### Work to be completed
Give back the whole listing below exactly.

### Task material
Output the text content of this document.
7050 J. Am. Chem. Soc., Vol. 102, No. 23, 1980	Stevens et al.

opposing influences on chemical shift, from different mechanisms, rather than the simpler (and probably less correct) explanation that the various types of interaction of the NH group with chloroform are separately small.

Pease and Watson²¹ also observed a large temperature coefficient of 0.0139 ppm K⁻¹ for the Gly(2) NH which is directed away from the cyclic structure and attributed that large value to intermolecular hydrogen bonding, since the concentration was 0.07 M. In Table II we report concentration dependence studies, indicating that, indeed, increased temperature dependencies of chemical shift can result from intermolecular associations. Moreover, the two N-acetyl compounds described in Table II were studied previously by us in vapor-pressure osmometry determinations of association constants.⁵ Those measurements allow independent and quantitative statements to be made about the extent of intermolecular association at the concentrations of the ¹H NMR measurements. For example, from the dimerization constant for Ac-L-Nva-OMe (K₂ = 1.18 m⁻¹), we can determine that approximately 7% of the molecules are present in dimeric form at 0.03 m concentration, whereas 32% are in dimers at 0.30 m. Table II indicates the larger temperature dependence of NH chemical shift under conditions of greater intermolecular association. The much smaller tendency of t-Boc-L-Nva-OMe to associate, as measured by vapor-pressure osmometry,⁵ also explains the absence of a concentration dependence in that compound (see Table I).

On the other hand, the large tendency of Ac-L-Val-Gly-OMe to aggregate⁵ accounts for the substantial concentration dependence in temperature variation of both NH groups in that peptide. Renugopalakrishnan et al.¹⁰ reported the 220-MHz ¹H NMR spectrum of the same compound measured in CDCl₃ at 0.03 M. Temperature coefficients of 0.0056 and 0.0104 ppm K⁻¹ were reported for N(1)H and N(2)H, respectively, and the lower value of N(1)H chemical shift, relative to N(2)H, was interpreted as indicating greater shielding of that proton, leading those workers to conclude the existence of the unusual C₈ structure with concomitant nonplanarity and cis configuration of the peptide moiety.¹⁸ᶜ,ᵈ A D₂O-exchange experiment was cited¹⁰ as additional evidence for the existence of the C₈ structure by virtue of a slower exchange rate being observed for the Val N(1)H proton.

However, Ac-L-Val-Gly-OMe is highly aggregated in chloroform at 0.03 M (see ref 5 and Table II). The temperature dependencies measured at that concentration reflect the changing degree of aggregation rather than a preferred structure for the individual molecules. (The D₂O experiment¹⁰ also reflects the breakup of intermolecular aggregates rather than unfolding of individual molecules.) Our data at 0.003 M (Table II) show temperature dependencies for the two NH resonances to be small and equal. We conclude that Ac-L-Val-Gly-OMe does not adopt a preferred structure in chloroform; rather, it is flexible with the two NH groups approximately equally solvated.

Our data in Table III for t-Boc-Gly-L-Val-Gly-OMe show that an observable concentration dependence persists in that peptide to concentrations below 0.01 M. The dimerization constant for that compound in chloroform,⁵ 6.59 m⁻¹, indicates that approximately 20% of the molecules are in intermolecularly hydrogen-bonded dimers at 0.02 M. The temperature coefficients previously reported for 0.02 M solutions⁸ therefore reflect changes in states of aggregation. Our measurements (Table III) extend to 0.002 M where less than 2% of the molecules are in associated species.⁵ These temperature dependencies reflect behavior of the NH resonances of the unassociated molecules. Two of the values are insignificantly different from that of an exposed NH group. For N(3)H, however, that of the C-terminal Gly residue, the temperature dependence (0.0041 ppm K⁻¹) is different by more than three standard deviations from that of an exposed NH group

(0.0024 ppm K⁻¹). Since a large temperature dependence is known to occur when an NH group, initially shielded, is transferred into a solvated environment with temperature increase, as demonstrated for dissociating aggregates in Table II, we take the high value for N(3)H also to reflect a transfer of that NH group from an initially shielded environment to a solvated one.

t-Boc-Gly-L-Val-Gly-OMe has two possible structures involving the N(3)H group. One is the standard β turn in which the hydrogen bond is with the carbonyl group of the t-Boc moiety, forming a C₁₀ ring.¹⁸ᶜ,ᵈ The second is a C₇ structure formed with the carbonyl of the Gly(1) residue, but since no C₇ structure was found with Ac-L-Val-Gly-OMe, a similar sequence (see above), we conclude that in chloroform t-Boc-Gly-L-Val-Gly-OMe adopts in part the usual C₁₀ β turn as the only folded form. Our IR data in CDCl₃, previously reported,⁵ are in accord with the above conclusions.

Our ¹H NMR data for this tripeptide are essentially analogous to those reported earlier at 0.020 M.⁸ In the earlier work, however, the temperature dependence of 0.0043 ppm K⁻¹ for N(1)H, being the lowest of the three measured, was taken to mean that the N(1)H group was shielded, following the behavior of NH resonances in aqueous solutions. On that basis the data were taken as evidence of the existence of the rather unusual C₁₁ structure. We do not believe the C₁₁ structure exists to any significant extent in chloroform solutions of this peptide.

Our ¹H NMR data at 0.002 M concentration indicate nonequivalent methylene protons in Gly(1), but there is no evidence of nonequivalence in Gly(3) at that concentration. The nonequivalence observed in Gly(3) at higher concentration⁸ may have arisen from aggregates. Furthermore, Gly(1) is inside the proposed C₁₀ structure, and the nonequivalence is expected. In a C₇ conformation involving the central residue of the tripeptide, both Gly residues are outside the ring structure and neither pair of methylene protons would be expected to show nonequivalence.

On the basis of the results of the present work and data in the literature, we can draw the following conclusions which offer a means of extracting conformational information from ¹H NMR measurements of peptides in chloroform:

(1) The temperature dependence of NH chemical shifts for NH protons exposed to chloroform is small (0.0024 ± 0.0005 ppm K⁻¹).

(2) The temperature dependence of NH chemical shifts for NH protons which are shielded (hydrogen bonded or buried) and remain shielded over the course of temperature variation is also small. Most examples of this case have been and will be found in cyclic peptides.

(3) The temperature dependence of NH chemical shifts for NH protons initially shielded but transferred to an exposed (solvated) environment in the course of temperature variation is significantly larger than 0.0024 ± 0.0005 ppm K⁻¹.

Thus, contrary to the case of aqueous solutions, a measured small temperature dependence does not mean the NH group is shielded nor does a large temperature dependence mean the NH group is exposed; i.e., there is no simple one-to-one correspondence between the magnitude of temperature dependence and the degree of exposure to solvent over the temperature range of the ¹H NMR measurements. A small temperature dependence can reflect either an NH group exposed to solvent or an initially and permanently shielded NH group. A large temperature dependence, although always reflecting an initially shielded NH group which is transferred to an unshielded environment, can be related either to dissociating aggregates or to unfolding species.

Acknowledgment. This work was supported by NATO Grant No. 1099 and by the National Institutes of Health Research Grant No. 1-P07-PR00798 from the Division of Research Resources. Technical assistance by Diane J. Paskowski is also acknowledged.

### Solution
Output the text content of this document.
7050 J. Am. Chem. Soc., Vol. 102, No. 23, 1980	Stevens et al.

opposing influences on chemical shift, from different mechanisms, rather than the simpler (and probably less correct) explanation that the various types of interaction of the NH group with chloroform are separately small.

Pease and Watson²¹ also observed a large temperature coefficient of 0.0139 ppm K⁻¹ for the Gly(2) NH which is directed away from the cyclic structure and attributed that large value to intermolecular hydrogen bonding, since the concentration was 0.07 M. In Table II we report concentration dependence studies, indicating that, indeed, increased temperature dependencies of chemical shift can result from intermolecular associations. Moreover, the two N-acetyl compounds described in Table II were studied previously by us in vapor-pressure osmometry determinations of association constants.⁵ Those measurements allow independent and quantitative statements to be made about the extent of intermolecular association at the concentrations of the ¹H NMR measurements. For example, from the dimerization constant for Ac-L-Nva-OMe (K₂ = 1.18 m⁻¹), we can determine that approximately 7% of the molecules are present in dimeric form at 0.03 m concentration, whereas 32% are in dimers at 0.30 m. Table II indicates the larger temperature dependence of NH chemical shift under conditions of greater intermolecular association. The much smaller tendency of t-Boc-L-Nva-OMe to associate, as measured by vapor-pressure osmometry,⁵ also explains the absence of a concentration dependence in that compound (see Table I).

On the other hand, the large tendency of Ac-L-Val-Gly-OMe to aggregate⁵ accounts for the substantial concentration dependence in temperature variation of both NH groups in that peptide. Renugopalakrishnan et al.¹⁰ reported the 220-MHz ¹H NMR spectrum of the same compound measured in CDCl₃ at 0.03 M. Temperature coefficients of 0.0056 and 0.0104 ppm K⁻¹ were reported for N(1)H and N(2)H, respectively, and the lower value of N(1)H chemical shift, relative to N(2)H, was interpreted as indicating greater shielding of that proton, leading those workers to conclude the existence of the unusual C₈ structure with concomitant nonplanarity and cis configuration of the peptide moiety.¹⁸ᶜ,ᵈ A D₂O-exchange experiment was cited¹⁰ as additional evidence for the existence of the C₈ structure by virtue of a slower exchange rate being observed for the Val N(1)H proton.

However, Ac-L-Val-Gly-OMe is highly aggregated in chloroform at 0.03 M (see ref 5 and Table II). The temperature dependencies measured at that concentration reflect the changing degree of aggregation rather than a preferred structure for the individual molecules. (The D₂O experiment¹⁰ also reflects the breakup of intermolecular aggregates rather than unfolding of individual molecules.) Our data at 0.003 M (Table II) show temperature dependencies for the two NH resonances to be small and equal. We conclude that Ac-L-Val-Gly-OMe does not adopt a preferred structure in chloroform; rather, it is flexible with the two NH groups approximately equally solvated.

Our data in Table III for t-Boc-Gly-L-Val-Gly-OMe show that an observable concentration dependence persists in that peptide to concentrations below 0.01 M. The dimerization constant for that compound in chloroform,⁵ 6.59 m⁻¹, indicates that approximately 20% of the molecules are in intermolecularly hydrogen-bonded dimers at 0.02 M. The temperature coefficients previously reported for 0.02 M solutions⁸ therefore reflect changes in states of aggregation. Our measurements (Table III) extend to 0.002 M where less than 2% of the molecules are in associated species.⁵ These temperature dependencies reflect behavior of the NH resonances of the unassociated molecules. Two of the values are insignificantly different from that of an exposed NH group. For N(3)H, however, that of the C-terminal Gly residue, the temperature dependence (0.0041 ppm K⁻¹) is different by more than three standard deviations from that of an exposed NH group

(0.0024 ppm K⁻¹). Since a large temperature dependence is known to occur when an NH group, initially shielded, is transferred into a solvated environment with temperature increase, as demonstrated for dissociating aggregates in Table II, we take the high value for N(3)H also to reflect a transfer of that NH group from an initially shielded environment to a solvated one.

t-Boc-Gly-L-Val-Gly-OMe has two possible structures involving the N(3)H group. One is the standard β turn in which the hydrogen bond is with the carbonyl group of the t-Boc moiety, forming a C₁₀ ring.¹⁸ᶜ,ᵈ The second is a C₇ structure formed with the carbonyl of the Gly(1) residue, but since no C₇ structure was found with Ac-L-Val-Gly-OMe, a similar sequence (see above), we conclude that in chloroform t-Boc-Gly-L-Val-Gly-OMe adopts in part the usual C₁₀ β turn as the only folded form. Our IR data in CDCl₃, previously reported,⁵ are in accord with the above conclusions.

Our ¹H NMR data for this tripeptide are essentially analogous to those reported earlier at 0.020 M.⁸ In the earlier work, however, the temperature dependence of 0.0043 ppm K⁻¹ for N(1)H, being the lowest of the three measured, was taken to mean that the N(1)H group was shielded, following the behavior of NH resonances in aqueous solutions. On that basis the data were taken as evidence of the existence of the rather unusual C₁₁ structure. We do not believe the C₁₁ structure exists to any significant extent in chloroform solutions of this peptide.

Our ¹H NMR data at 0.002 M concentration indicate nonequivalent methylene protons in Gly(1), but there is no evidence of nonequivalence in Gly(3) at that concentration. The nonequivalence observed in Gly(3) at higher concentration⁸ may have arisen from aggregates. Furthermore, Gly(1) is inside the proposed C₁₀ structure, and the nonequivalence is expected. In a C₇ conformation involving the central residue of the tripeptide, both Gly residues are outside the ring structure and neither pair of methylene protons would be expected to show nonequivalence.

On the basis of the results of the present work and data in the literature, we can draw the following conclusions which offer a means of extracting conformational information from ¹H NMR measurements of peptides in chloroform:

(1) The temperature dependence of NH chemical shifts for NH protons exposed to chloroform is small (0.0024 ± 0.0005 ppm K⁻¹).

(2) The temperature dependence of NH chemical shifts for NH protons which are shielded (hydrogen bonded or buried) and remain shielded over the course of temperature variation is also small. Most examples of this case have been and will be found in cyclic peptides.

(3) The temperature dependence of NH chemical shifts for NH protons initially shielded but transferred to an exposed (solvated) environment in the course of temperature variation is significantly larger than 0.0024 ± 0.0005 ppm K⁻¹.

Thus, contrary to the case of aqueous solutions, a measured small temperature dependence does not mean the NH group is shielded nor does a large temperature dependence mean the NH group is exposed; i.e., there is no simple one-to-one correspondence between the magnitude of temperature dependence and the degree of exposure to solvent over the temperature range of the ¹H NMR measurements. A small temperature dependence can reflect either an NH group exposed to solvent or an initially and permanently shielded NH group. A large temperature dependence, although always reflecting an initially shielded NH group which is transferred to an unshielded environment, can be related either to dissociating aggregates or to unfolding species.

Acknowledgment. This work was supported by NATO Grant No. 1099 and by the National Institutes of Health Research Grant No. 1-P07-PR00798 from the Division of Research Resources. Technical assistance by Diane J. Paskowski is also acknowledged.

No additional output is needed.